* **TASK ITEM**: Each line of the material below with the word "lyse" is to be reported.

* **EXTRACTED MATERIAL**:

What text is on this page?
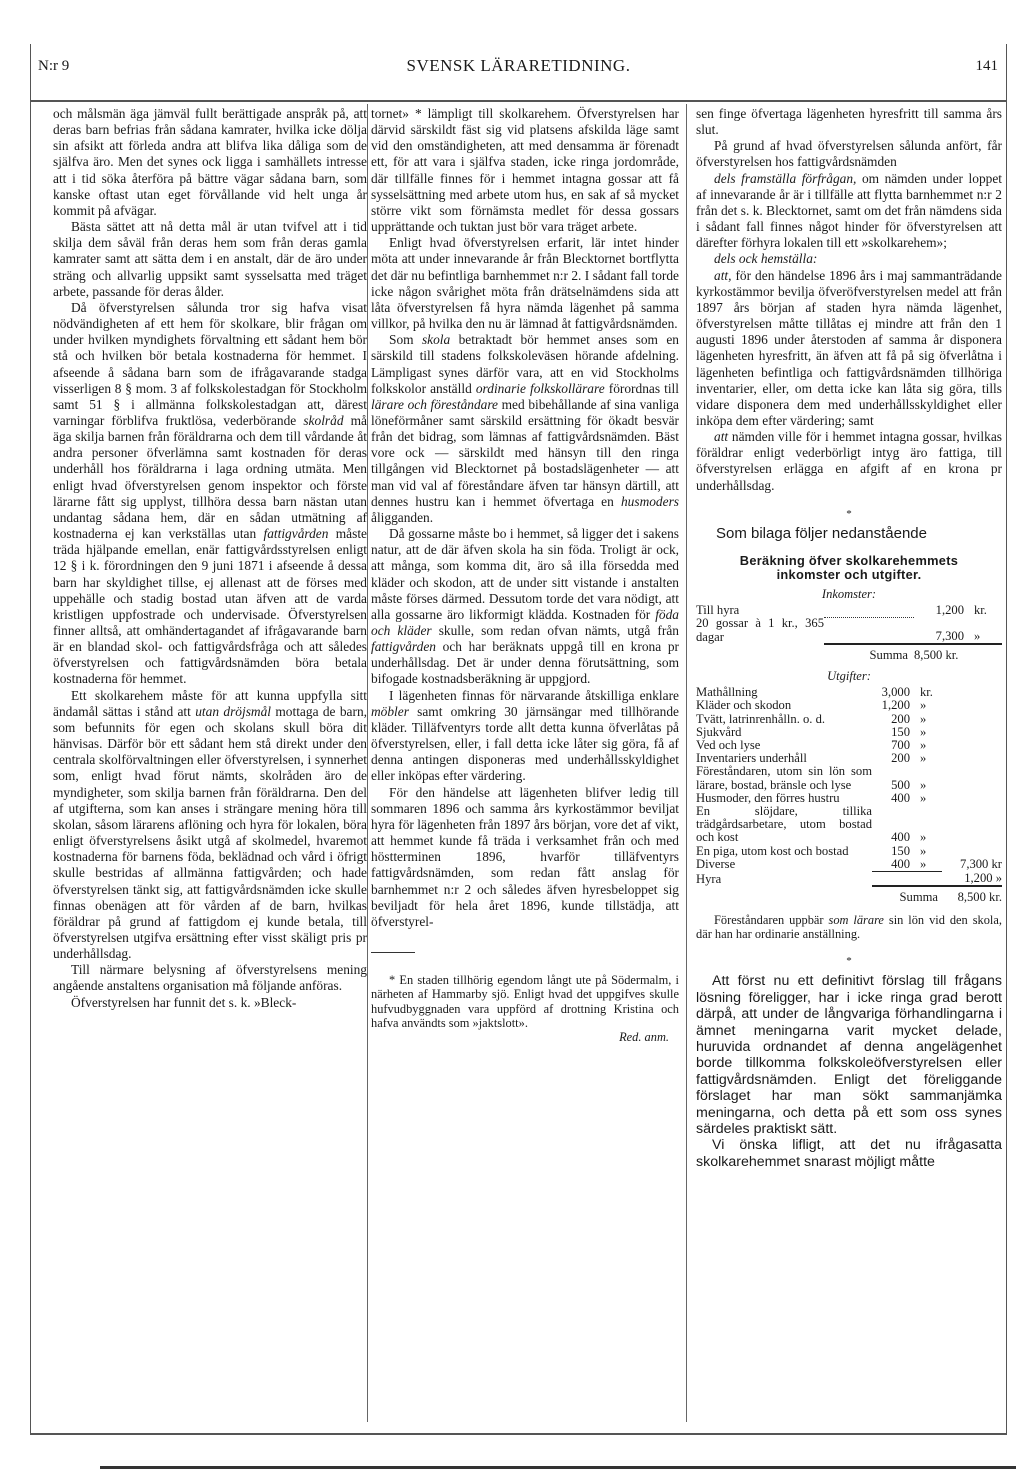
N:r 9	SVENSK LÄRARETIDNING.	141

och målsmän äga jämväl fullt berättigade anspråk på, att deras barn befrias från sådana kamrater, hvilka icke dölja sin afsikt att förleda andra att blifva lika dåliga som de själfva äro. Men det synes ock ligga i samhällets intresse att i tid söka återföra på bättre vägar sådana barn, som kanske oftast utan eget förvållande vid helt unga år kommit på afvägar.

Bästa sättet att nå detta mål är utan tvifvel att i tid skilja dem såväl från deras hem som från deras gamla kamrater samt att sätta dem i en anstalt, där de äro under sträng och allvarlig uppsikt samt sysselsatta med träget arbete, passande för deras ålder.

Då öfverstyrelsen sålunda tror sig hafva visat nödvändigheten af ett hem för skolkare, blir frågan om under hvilken myndighets förvaltning ett sådant hem bör stå och hvilken bör betala kostnaderna för hemmet. I afseende å sådana barn som de ifrågavarande stadga visserligen 8 § mom. 3 af folkskolestadgan för Stockholm samt 51 § i allmänna folkskolestadgan att, därest varningar förblifva fruktlösa, vederbörande skolråd må äga skilja barnen från föräldrarna och dem till vårdande åt andra personer öfverlämna samt kostnaden för deras underhåll hos föräldrarna i laga ordning utmäta. Men enligt hvad öfverstyrelsen genom inspektor och förste lärarne fått sig upplyst, tillhöra dessa barn nästan utan undantag sådana hem, där en sådan utmätning af kostnaderna ej kan verkställas utan fattigvården måste träda hjälpande emellan, enär fattigvårdsstyrelsen enligt 12 § i k. förordningen den 9 juni 1871 i afseende å dessa barn har skyldighet tillse, ej allenast att de förses med uppehälle och stadig bostad utan äfven att de varda kristligen uppfostrade och undervisade. Öfverstyrelsen finner alltså, att omhändertagandet af ifrågavarande barn är en blandad skol- och fattigvårdsfråga och att således öfverstyrelsen och fattigvårdsnämden böra betala kostnaderna för hemmet.

Ett skolkarehem måste för att kunna uppfylla sitt ändamål sättas i stånd att utan dröjsmål mottaga de barn, som befunnits för egen och skolans skull böra dit hänvisas. Därför bör ett sådant hem stå direkt under den centrala skolförvaltningen eller öfverstyrelsen, i synnerhet som, enligt hvad förut nämts, skolråden äro de myndigheter, som skilja barnen från föräldrarna. Den del af utgifterna, som kan anses i strängare mening höra till skolan, såsom lärarens aflöning och hyra för lokalen, böra enligt öfverstyrelsens åsikt utgå af skolmedel, hvaremot kostnaderna för barnens föda, beklädnad och vård i öfrigt skulle bestridas af allmänna fattigvården; och hade öfverstyrelsen tänkt sig, att fattigvårdsnämden icke skulle finnas obenägen att för vården af de barn, hvilkas föräldrar på grund af fattigdom ej kunde betala, till öfverstyrelsen utgifva ersättning efter visst skäligt pris pr underhållsdag.

Till närmare belysning af öfverstyrelsens mening angående anstaltens organisation må följande anföras.

Öfverstyrelsen har funnit det s. k. »Bleck-

tornet» * lämpligt till skolkarehem. Öfverstyrelsen har därvid särskildt fäst sig vid platsens afskilda läge samt vid den omständigheten, att med densamma är förenadt ett, för att vara i själfva staden, icke ringa jordområde, där tillfälle finnes för i hemmet intagna gossar att få sysselsättning med arbete utom hus, en sak af så mycket större vikt som förnämsta medlet för dessa gossars upprättande och tuktan just bör vara träget arbete.

Enligt hvad öfverstyrelsen erfarit, lär intet hinder möta att under innevarande år från Blecktornet bortflytta det där nu befintliga barnhemmet n:r 2. I sådant fall torde icke någon svårighet möta från drätselnämdens sida att låta öfverstyrelsen få hyra nämda lägenhet på samma villkor, på hvilka den nu är lämnad åt fattigvårdsnämden.

Som skola betraktadt bör hemmet anses som en särskild till stadens folkskoleväsen hörande afdelning. Lämpligast synes därför vara, att en vid Stockholms folkskolor anställd ordinarie folkskollärare förordnas till lärare och föreståndare med bibehållande af sina vanliga löneförmåner samt särskild ersättning för ökadt besvär från det bidrag, som lämnas af fattigvårdsnämden. Bäst vore ock — särskildt med hänsyn till den ringa tillgången vid Blecktornet på bostadslägenheter — att man vid val af föreståndare äfven tar hänsyn därtill, att dennes hustru kan i hemmet öfvertaga en husmoders åligganden.

Då gossarne måste bo i hemmet, så ligger det i sakens natur, att de där äfven skola ha sin föda. Troligt är ock, att många, som komma dit, äro så illa försedda med kläder och skodon, att de under sitt vistande i anstalten måste förses därmed. Dessutom torde det vara nödigt, att alla gossarne äro likformigt klädda. Kostnaden för föda och kläder skulle, som redan ofvan nämts, utgå från fattigvården och har beräknats uppgå till en krona pr underhållsdag. Det är under denna förutsättning, som bifogade kostnadsberäkning är uppgjord.

I lägenheten finnas för närvarande åtskilliga enklare möbler samt omkring 30 järnsängar med tillhörande kläder. Tilläfventyrs torde allt detta kunna öfverlåtas på öfverstyrelsen, eller, i fall detta icke låter sig göra, få af denna antingen disponeras med underhållsskyldighet eller inköpas efter värdering.

För den händelse att lägenheten blifver ledig till sommaren 1896 och samma års kyrkostämmor beviljat hyra för lägenheten från 1897 års början, vore det af vikt, att hemmet kunde få träda i verksamhet från och med höstterminen 1896, hvarför tilläfventyrs fattigvårdsnämden, som redan fått anslag för barnhemmet n:r 2 och således äfven hyresbeloppet sig beviljadt för hela året 1896, kunde tillstädja, att öfverstyrel-

* En staden tillhörig egendom långt ute på Södermalm, i närheten af Hammarby sjö. Enligt hvad det uppgifves skulle hufvudbyggnaden vara uppförd af drottning Kristina och hafva användts som »jaktslott».

Red. anm.

sen finge öfvertaga lägenheten hyresfritt till samma års slut.

På grund af hvad öfverstyrelsen sålunda anfört, får öfverstyrelsen hos fattigvårdsnämden

dels framställa förfrågan, om nämden under loppet af innevarande år är i tillfälle att flytta barnhemmet n:r 2 från det s. k. Blecktornet, samt om det från nämdens sida i sådant fall finnes något hinder för öfverstyrelsen att därefter förhyra lokalen till ett »skolkarehem»;

dels ock hemställa:

att, för den händelse 1896 års i maj sammanträdande kyrkostämmor bevilja öfveröfverstyrelsen medel att från 1897 års början af staden hyra nämda lägenhet, öfverstyrelsen måtte tillåtas ej mindre att från den 1 augusti 1896 under återstoden af samma år disponera lägenheten hyresfritt, än äfven att få på sig öfverlåtna i lägenheten befintliga och fattigvårdsnämden tillhöriga inventarier, eller, om detta icke kan låta sig göra, tills vidare disponera dem med underhållsskyldighet eller inköpa dem efter värdering; samt

att nämden ville för i hemmet intagna gossar, hvilkas föräldrar enligt vederbörligt intyg äro fattiga, till öfverstyrelsen erlägga en afgift af en krona pr underhållsdag.

*
Som bilaga följer nedanstående
Beräkning öfver skolkarehemmets
inkomster och utgifter.
Inkomster:
Till hyra		1,200	kr.
20 gossar à 1 kr., 365 dagar		7,300	»
	Summa	8,500 kr.	
Utgifter:
Mathållning	3,000	kr.	
Kläder och skodon	1,200	»	
Tvätt, latrinrenhålln. o. d.	200	»	
Sjukvård	150	»	
Ved och lyse	700	»	
Inventariers underhåll	200	»	
Föreståndaren, utom sin lön som lärare, bostad, bränsle och lyse	500	»	
Husmoder, den förres hustru	400	»	
En slöjdare, tillika trädgårdsarbetare, utom bostad och kost	400	»	
En piga, utom kost och bostad	150	»	
Diverse	400	»	7,300 kr
Hyra			1,200 »
	Summa		8,500 kr.

Föreståndaren uppbär som lärare sin lön vid den skola, där han har ordinarie anställning.

*

Att först nu ett definitivt förslag till frågans lösning föreligger, har i icke ringa grad berott därpå, att under de långvariga förhandlingarna i ämnet meningarna varit mycket delade, huruvida ordnandet af denna angelägenhet borde tillkomma folkskoleöfverstyrelsen eller fattigvårdsnämden. Enligt det föreliggande förslaget har man sökt sammanjämka meningarna, och detta på ett som oss synes särdeles praktiskt sätt.

Vi önska lifligt, att det nu ifrågasatta skolkarehemmet snarast möjligt måtte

* **RESULT OF THIS TASK**:
Ved och lyse	700	»	
Föreståndaren, utom sin lön som lärare, bostad, bränsle och lyse	500	»	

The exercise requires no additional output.